### [SHORT TASK]
Please print all of the material below, word for word.

Lines of data:
^^^^^^^^^^^^^^^^

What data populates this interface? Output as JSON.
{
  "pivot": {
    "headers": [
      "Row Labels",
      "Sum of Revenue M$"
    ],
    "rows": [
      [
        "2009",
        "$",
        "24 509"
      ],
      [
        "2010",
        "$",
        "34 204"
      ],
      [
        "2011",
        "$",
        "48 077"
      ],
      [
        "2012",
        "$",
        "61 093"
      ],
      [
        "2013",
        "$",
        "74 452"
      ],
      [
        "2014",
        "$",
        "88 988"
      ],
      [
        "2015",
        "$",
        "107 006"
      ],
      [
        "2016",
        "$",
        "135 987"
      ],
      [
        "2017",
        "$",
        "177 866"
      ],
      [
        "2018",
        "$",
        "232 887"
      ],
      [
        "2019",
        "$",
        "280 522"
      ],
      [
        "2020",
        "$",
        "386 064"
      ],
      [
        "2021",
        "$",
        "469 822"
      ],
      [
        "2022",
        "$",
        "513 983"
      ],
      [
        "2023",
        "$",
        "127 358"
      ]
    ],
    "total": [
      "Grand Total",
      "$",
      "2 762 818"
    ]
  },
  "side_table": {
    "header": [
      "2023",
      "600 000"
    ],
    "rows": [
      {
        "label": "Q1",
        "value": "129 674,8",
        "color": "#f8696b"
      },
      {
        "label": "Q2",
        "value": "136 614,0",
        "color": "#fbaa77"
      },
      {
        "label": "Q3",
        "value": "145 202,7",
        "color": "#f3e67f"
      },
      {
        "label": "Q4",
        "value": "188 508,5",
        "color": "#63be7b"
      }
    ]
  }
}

^^^^^^^^^^^^^^^^

### [RESULT]
What data populates this interface? Output as JSON.
{
  "pivot": {
    "headers": [
      "Row Labels",
      "Sum of Revenue M$"
    ],
    "rows": [
      [
        "2009",
        "$",
        "24 509"
      ],
      [
        "2010",
        "$",
        "34 204"
      ],
      [
        "2011",
        "$",
        "48 077"
      ],
      [
        "2012",
        "$",
        "61 093"
      ],
      [
        "2013",
        "$",
        "74 452"
      ],
      [
        "2014",
        "$",
        "88 988"
      ],
      [
        "2015",
        "$",
        "107 006"
      ],
      [
        "2016",
        "$",
        "135 987"
      ],
      [
        "2017",
        "$",
        "177 866"
      ],
      [
        "2018",
        "$",
        "232 887"
      ],
      [
        "2019",
        "$",
        "280 522"
      ],
      [
        "2020",
        "$",
        "386 064"
      ],
      [
        "2021",
        "$",
        "469 822"
      ],
      [
        "2022",
        "$",
        "513 983"
      ],
      [
        "2023",
        "$",
        "127 358"
      ]
    ],
    "total": [
      "Grand Total",
      "$",
      "2 762 818"
    ]
  },
  "side_table": {
    "header": [
      "2023",
      "600 000"
    ],
    "rows": [
      {
        "label": "Q1",
        "value": "129 674,8",
        "color": "#f8696b"
      },
      {
        "label": "Q2",
        "value": "136 614,0",
        "color": "#fbaa77"
      },
      {
        "label": "Q3",
        "value": "145 202,7",
        "color": "#f3e67f"
      },
      {
        "label": "Q4",
        "value": "188 508,5",
        "color": "#63be7b"
      }
    ]
  }
}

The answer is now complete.